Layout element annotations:
──────────
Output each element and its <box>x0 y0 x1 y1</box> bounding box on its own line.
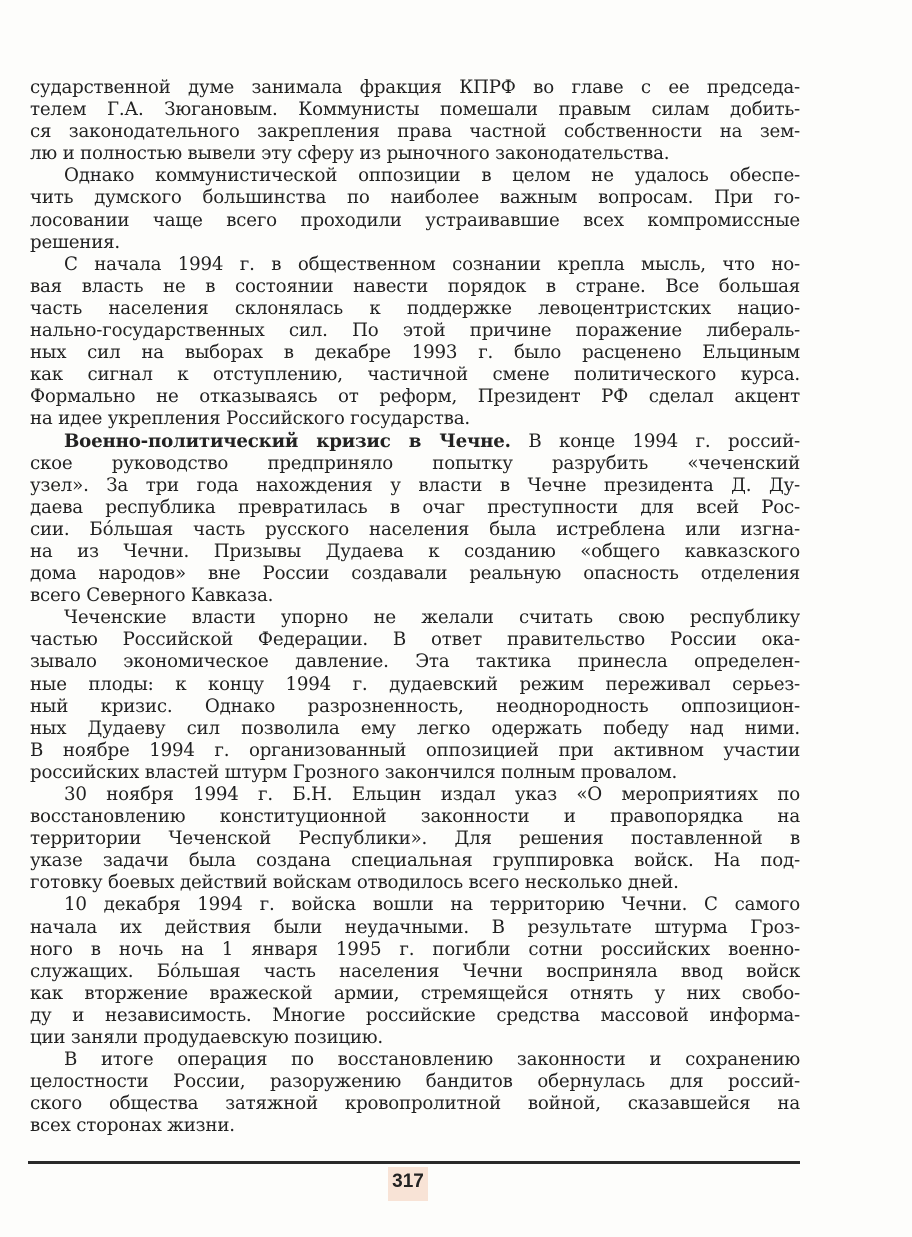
text-line <box>30 651 800 673</box>
line-text: целостности России, разоружению бандитов обернулась для россий- <box>30 1071 800 1093</box>
text-line <box>30 276 800 298</box>
line-text: сударственной думе занимала фракция КПРФ во главе с ее председа- <box>30 77 800 98</box>
line-text: 10 декабря 1994 г. войска вошли на территорию Чечни. С самого <box>64 894 800 916</box>
text-line <box>30 143 800 165</box>
text-line <box>30 1027 800 1049</box>
line-text: Формально не отказываясь от реформ, Президент РФ сделал акцент <box>30 386 800 408</box>
line-text: территории Чеченской Республики». Для решения поставленной в <box>30 828 800 850</box>
text-line <box>30 165 800 187</box>
text-line <box>30 607 800 629</box>
page-body-text <box>30 77 800 1138</box>
text-line <box>30 762 800 784</box>
line-text: ные плоды: к концу 1994 г. дудаевский режим переживал серьез- <box>30 673 800 695</box>
text-line <box>30 187 800 209</box>
line-text: зывало экономическое давление. Эта тактика принесла определен- <box>30 651 800 673</box>
line-text: ный кризис. Однако разрозненность, неоднородность оппозицион- <box>30 695 800 717</box>
text-line <box>30 386 800 408</box>
text-line <box>30 431 800 453</box>
text-line <box>30 740 800 762</box>
paragraph <box>30 254 800 431</box>
text-line <box>30 453 800 475</box>
line-text: В конце 1994 г. россий- <box>510 430 800 452</box>
text-line <box>30 828 800 850</box>
line-text: служащих. Бóльшая часть населения Чечни восприняла ввод войск <box>30 960 800 982</box>
text-line <box>30 1049 800 1071</box>
text-line <box>30 364 800 386</box>
text-line <box>30 232 800 254</box>
text-line <box>30 121 800 143</box>
text-line <box>30 585 800 607</box>
text-line <box>30 475 800 497</box>
line-text: всех сторонах жизни. <box>30 1115 235 1137</box>
line-text: сии. Бóльшая часть русского населения была истреблена или изгна- <box>30 518 800 540</box>
text-line <box>30 298 800 320</box>
line-text: ся законодательного закрепления права частной собственности на зем- <box>30 121 800 143</box>
line-text: ское руководство предприняло попытку разрубить «чеченский <box>30 452 800 474</box>
line-text: В ноябре 1994 г. организованный оппозицией при активном участии <box>30 739 800 761</box>
section-heading: Военно-политический кризис в Чечне. <box>64 430 511 452</box>
line-text: Чеченские власти упорно не желали считать свою республику <box>64 607 800 629</box>
text-line <box>30 674 800 696</box>
text-line <box>30 850 800 872</box>
line-text: ного в ночь на 1 января 1995 г. погибли сотни российских военно- <box>30 938 800 960</box>
text-line <box>30 696 800 718</box>
line-text: готовку боевых действий войскам отводилось всего несколько дней. <box>30 872 679 894</box>
text-line <box>30 939 800 961</box>
line-text: ского общества затяжной кровопролитной войной, сказавшейся на <box>30 1093 800 1115</box>
text-line <box>30 1071 800 1093</box>
paragraph <box>30 77 800 165</box>
line-text: дома народов» вне России создавали реальную опасность отделения <box>30 563 800 585</box>
line-text: российских властей штурм Грозного закончился полным провалом. <box>30 761 678 783</box>
text-line <box>30 983 800 1005</box>
paragraph <box>30 784 800 894</box>
text-line <box>30 917 800 939</box>
line-text: лосовании чаще всего проходили устраивавшие всех компромиссные <box>30 209 800 231</box>
line-text: вая власть не в состоянии навести порядок в стране. Все большая <box>30 275 800 297</box>
text-line <box>30 1115 800 1137</box>
text-line <box>30 342 800 364</box>
text-line <box>30 210 800 232</box>
line-text: ции заняли продудаевскую позицию. <box>30 1027 384 1049</box>
line-text: ных сил на выборах в декабре 1993 г. было расценено Ельциным <box>30 342 800 364</box>
text-line <box>30 519 800 541</box>
text-line <box>30 629 800 651</box>
paragraph <box>30 894 800 1049</box>
line-text: указе задачи была создана специальная группировка войск. На под- <box>30 850 800 872</box>
paragraph <box>30 607 800 784</box>
line-text: как сигнал к отступлению, частичной смене политического курса. <box>30 364 800 386</box>
text-line <box>30 320 800 342</box>
line-text: решения. <box>30 231 120 253</box>
line-text: нально-государственных сил. По этой причине поражение либераль- <box>30 320 800 342</box>
line-text: как вторжение вражеской армии, стремящейся отнять у них свобо- <box>30 982 800 1004</box>
line-text: 30 ноября 1994 г. Б.Н. Ельцин издал указ «О мероприятиях по <box>64 784 800 805</box>
text-line <box>30 872 800 894</box>
line-text: телем Г.А. Зюгановым. Коммунисты помешали правым силам добить- <box>30 99 800 121</box>
line-text: начала их действия были неудачными. В результате штурма Гроз- <box>30 916 800 938</box>
line-text: В итоге операция по восстановлению законности и сохранению <box>64 1049 800 1071</box>
line-text: С начала 1994 г. в общественном сознании крепла мысль, что но- <box>64 253 800 275</box>
line-text: даева республика превратилась в очаг преступности для всей Рос- <box>30 496 800 518</box>
paragraph <box>30 1049 800 1137</box>
text-line <box>30 784 800 806</box>
paragraph <box>30 165 800 253</box>
line-text: на из Чечни. Призывы Дудаева к созданию «общего кавказского <box>30 540 800 562</box>
text-line <box>30 541 800 563</box>
text-line <box>30 1093 800 1115</box>
paragraph <box>30 431 800 608</box>
page-number: 317 <box>388 1167 428 1201</box>
text-line <box>30 99 800 121</box>
line-text: восстановлению конституционной законности и правопорядка на <box>30 806 800 828</box>
text-line <box>30 254 800 276</box>
line-text: всего Северного Кавказа. <box>30 585 274 607</box>
text-line <box>30 77 800 99</box>
text-line <box>30 806 800 828</box>
line-text: на идее укрепления Российского государства. <box>30 408 470 430</box>
line-text: узел». За три года нахождения у власти в Чечне президента Д. Ду- <box>30 474 800 496</box>
text-line <box>30 718 800 740</box>
line-text: Однако коммунистической оппозиции в целом не удалось обеспе- <box>64 165 800 187</box>
text-line <box>30 1005 800 1027</box>
footer-divider <box>28 1161 800 1164</box>
line-text: лю и полностью вывели эту сферу из рыночного законодательства. <box>30 143 670 165</box>
line-text: часть населения склонялась к поддержке левоцентристских нацио- <box>30 297 800 319</box>
text-line <box>30 961 800 983</box>
line-text: ных Дудаеву сил позволила ему легко одержать победу над ними. <box>30 717 800 739</box>
line-text: чить думского большинства по наиболее важным вопросам. При го- <box>30 187 800 209</box>
line-text: ду и независимость. Многие российские средства массовой информа- <box>30 1004 800 1026</box>
text-line <box>30 408 800 430</box>
text-line <box>30 563 800 585</box>
text-line <box>30 894 800 916</box>
text-line <box>30 497 800 519</box>
line-text: частью Российской Федерации. В ответ правительство России ока- <box>30 629 800 651</box>
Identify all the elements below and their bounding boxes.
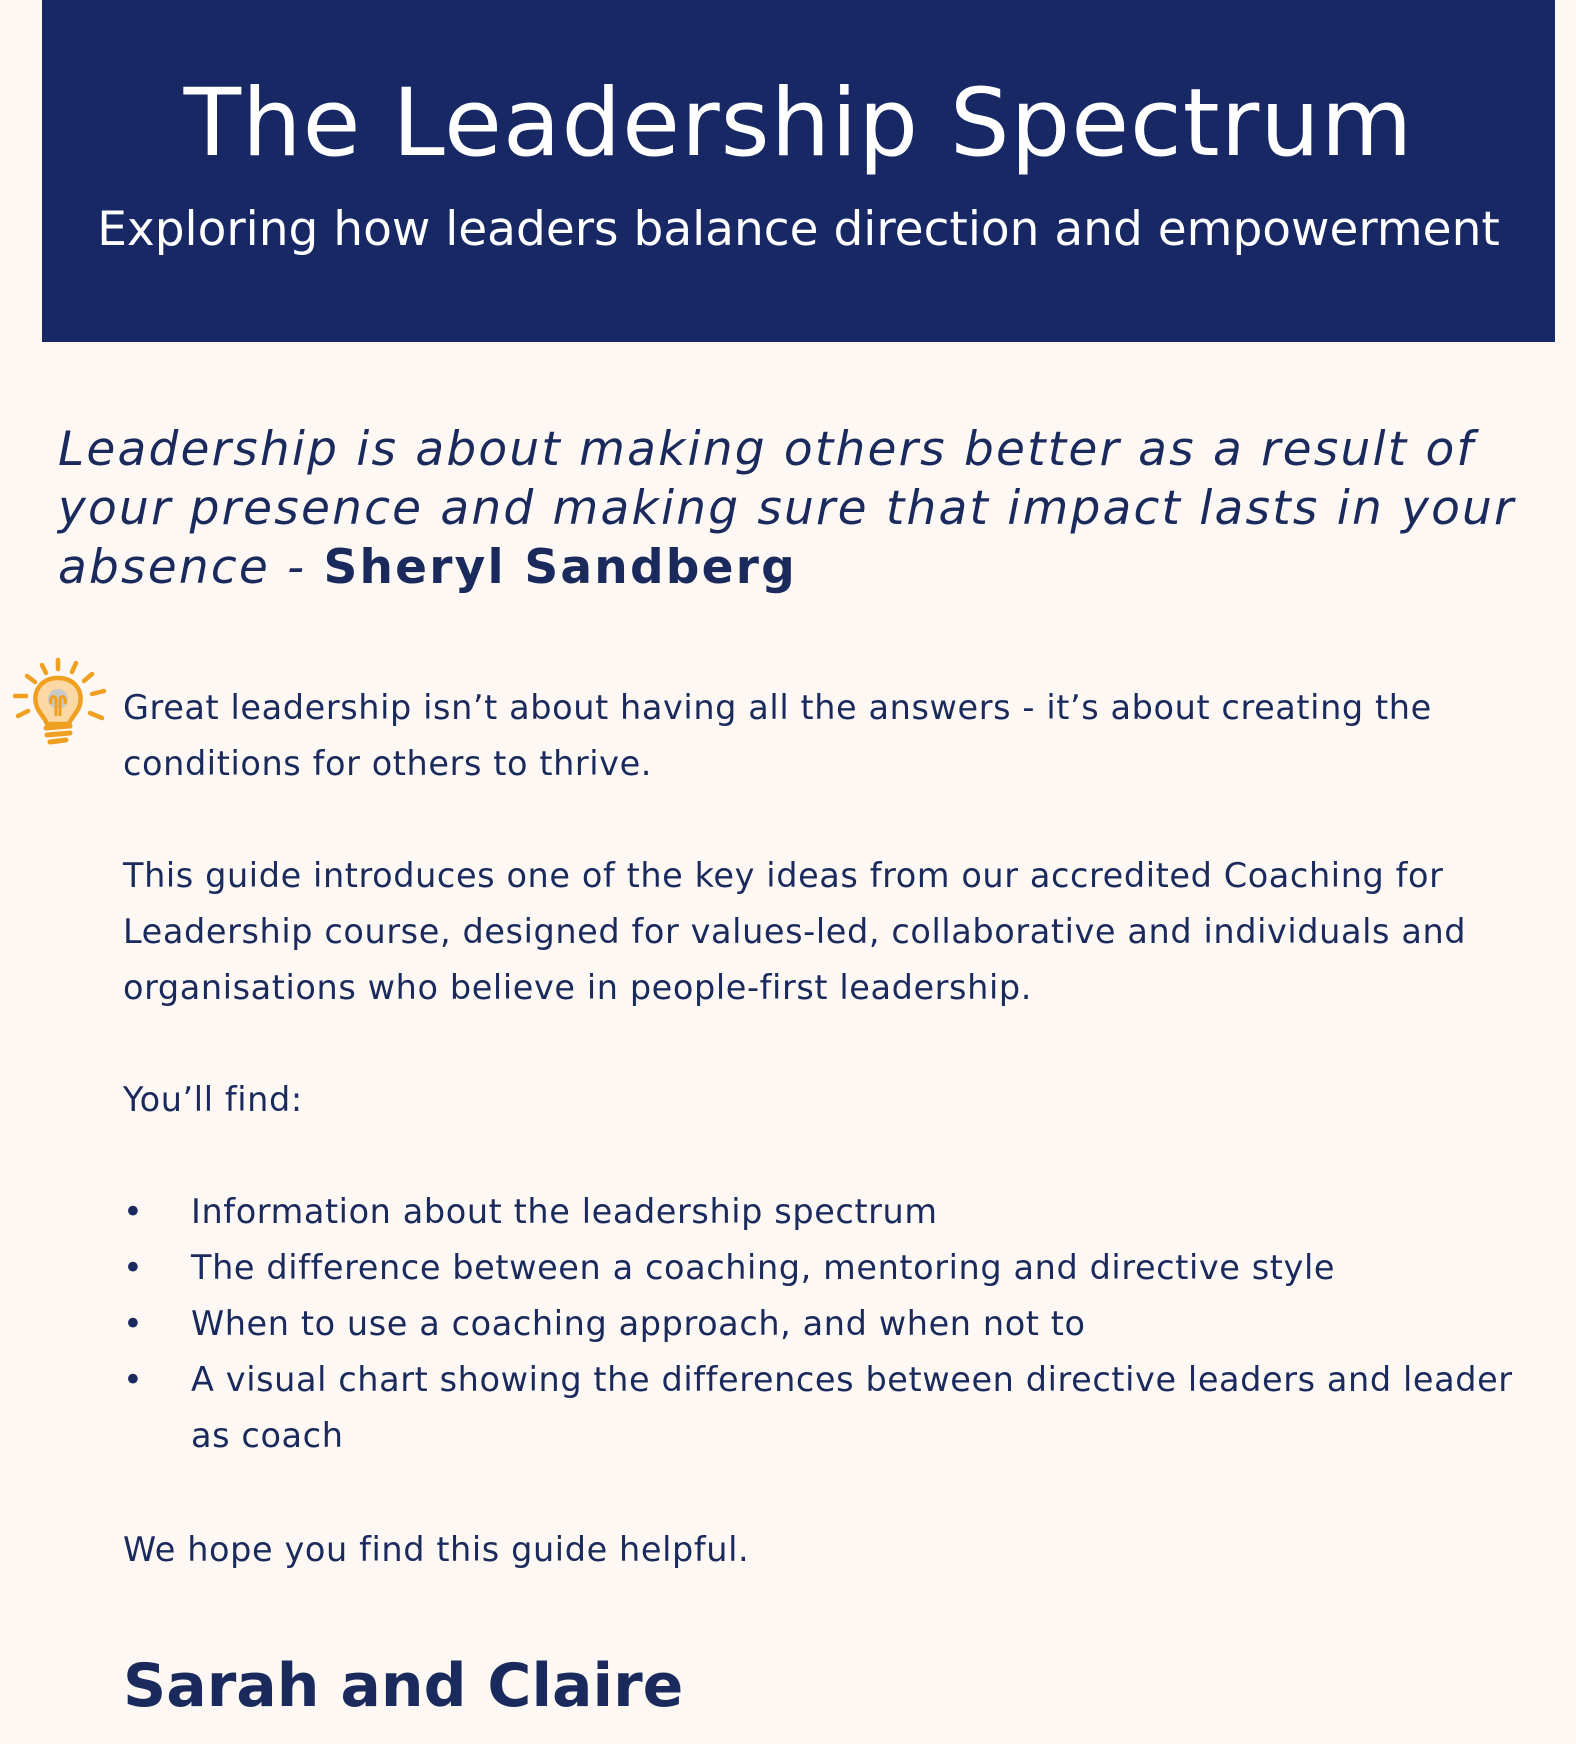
lightbulb-icon (6, 656, 110, 752)
list-item (123, 1240, 1543, 1296)
guide-description: This guide introduces one of the key ideas from our accredited Coaching for Leadership course, designed for values-led, collaborative and individuals and organisations who believe in people-first leadership. (123, 856, 1467, 1007)
quote-author: Sheryl Sandberg (323, 540, 797, 595)
signature: Sarah and Claire (123, 1651, 684, 1721)
bullet-dot: • (123, 1192, 144, 1231)
page-title: The Leadership Spectrum (183, 69, 1414, 178)
bullet-dot: • (123, 1304, 144, 1343)
list-item-text: The difference between a coaching, mentoring and directive style (191, 1248, 1336, 1287)
list-item (123, 1352, 1543, 1464)
intro-paragraph: Great leadership isn’t about having all the answers - it’s about creating the conditions for others to thrive. (123, 688, 1432, 783)
quote-text: Leadership is about making others better as a result of your presence and making sure that impact lasts in your absence - (58, 422, 1516, 595)
list-item (123, 1296, 1543, 1352)
find-label: You’ll find: (123, 1080, 303, 1119)
page-subtitle: Exploring how leaders balance direction and empowerment (97, 202, 1500, 257)
leadership-quote (58, 420, 1528, 597)
list-item-text: When to use a coaching approach, and when not to (191, 1304, 1086, 1343)
bullet-list (123, 1184, 1543, 1464)
bullet-dot: • (123, 1248, 144, 1287)
closing-text: We hope you find this guide helpful. (123, 1530, 750, 1569)
list-item (123, 1184, 1543, 1240)
header-banner (42, 0, 1555, 342)
list-item-text: A visual chart showing the differences between directive leaders and leader as coach (191, 1360, 1513, 1455)
list-item-text: Information about the leadership spectrum (191, 1192, 938, 1231)
bullet-dot: • (123, 1360, 144, 1399)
──────────
**Description of the task:**
Extract the stretch from the line containing "lightbulb-icon (6, 656, 110, 752)" through the line containing "page-title: The Leadership", and reproduce each of those lines without any change.

**The result:**
lightbulb-icon (6, 656, 110, 752)
list-item (123, 1240, 1543, 1296)
guide-description: This guide introduces one of the key ideas from our accredited Coaching for Leadership course, designed for values-led, collaborative and individuals and organisations who believe in people-first leadership. (123, 856, 1467, 1007)
quote-author: Sheryl Sandberg (323, 540, 797, 595)
signature: Sarah and Claire (123, 1651, 684, 1721)
bullet-dot: • (123, 1192, 144, 1231)
page-title: The Leadership Spectrum (183, 69, 1414, 178)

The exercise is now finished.